* _TASK REQUIREMENTS_
Show every line that has the string "Date" in it.

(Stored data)
>>>>>

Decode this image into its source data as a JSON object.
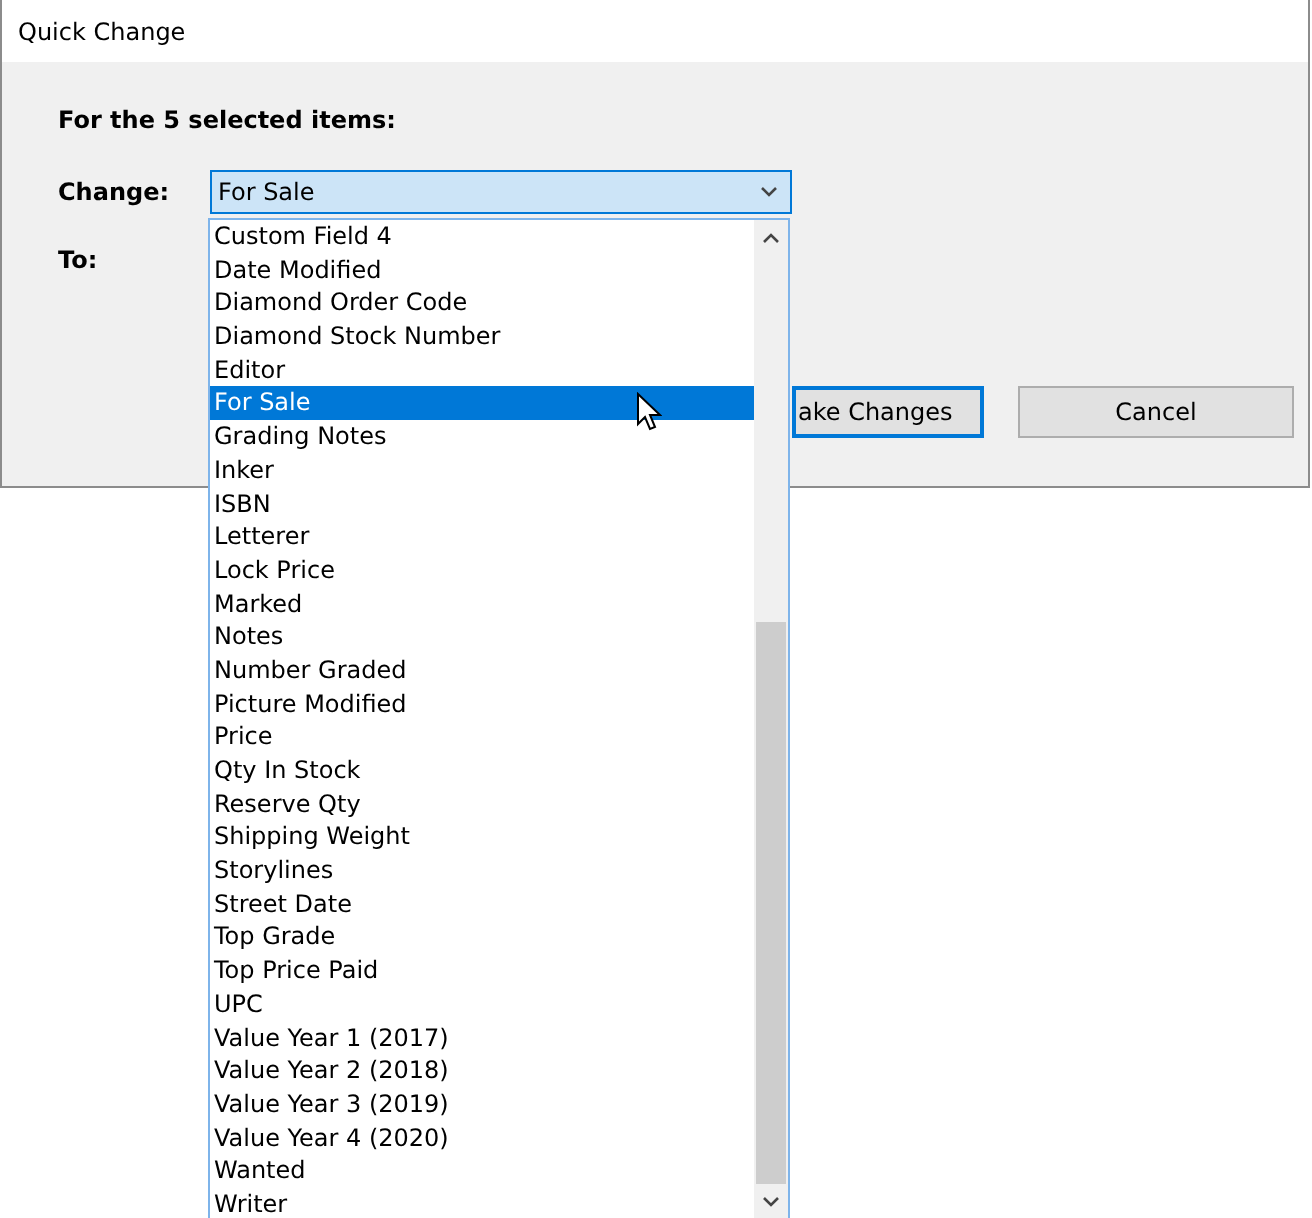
{
  "window": {
    "title": "Quick Change"
  },
  "heading": "For the 5 selected items:",
  "change": {
    "label": "Change:",
    "value": "For Sale",
    "expanded": true
  },
  "to": {
    "label": "To:"
  },
  "options": [
    {
      "label": "Custom Field 4",
      "selected": false
    },
    {
      "label": "Date Modified",
      "selected": false
    },
    {
      "label": "Diamond Order Code",
      "selected": false
    },
    {
      "label": "Diamond Stock Number",
      "selected": false
    },
    {
      "label": "Editor",
      "selected": false
    },
    {
      "label": "For Sale",
      "selected": true
    },
    {
      "label": "Grading Notes",
      "selected": false
    },
    {
      "label": "Inker",
      "selected": false
    },
    {
      "label": "ISBN",
      "selected": false
    },
    {
      "label": "Letterer",
      "selected": false
    },
    {
      "label": "Lock Price",
      "selected": false
    },
    {
      "label": "Marked",
      "selected": false
    },
    {
      "label": "Notes",
      "selected": false
    },
    {
      "label": "Number Graded",
      "selected": false
    },
    {
      "label": "Picture Modified",
      "selected": false
    },
    {
      "label": "Price",
      "selected": false
    },
    {
      "label": "Qty In Stock",
      "selected": false
    },
    {
      "label": "Reserve Qty",
      "selected": false
    },
    {
      "label": "Shipping Weight",
      "selected": false
    },
    {
      "label": "Storylines",
      "selected": false
    },
    {
      "label": "Street Date",
      "selected": false
    },
    {
      "label": "Top Grade",
      "selected": false
    },
    {
      "label": "Top Price Paid",
      "selected": false
    },
    {
      "label": "UPC",
      "selected": false
    },
    {
      "label": "Value Year 1 (2017)",
      "selected": false
    },
    {
      "label": "Value Year 2 (2018)",
      "selected": false
    },
    {
      "label": "Value Year 3 (2019)",
      "selected": false
    },
    {
      "label": "Value Year 4 (2020)",
      "selected": false
    },
    {
      "label": "Wanted",
      "selected": false
    },
    {
      "label": "Writer",
      "selected": false
    }
  ],
  "buttons": [
    {
      "label": "ake Changes",
      "kind": "default"
    },
    {
      "label": "Cancel",
      "kind": "normal"
    }
  ]
}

<<<<<

* _ANSWER IN FULL_
      "label": "Date Modified",
      "label": "Street Date",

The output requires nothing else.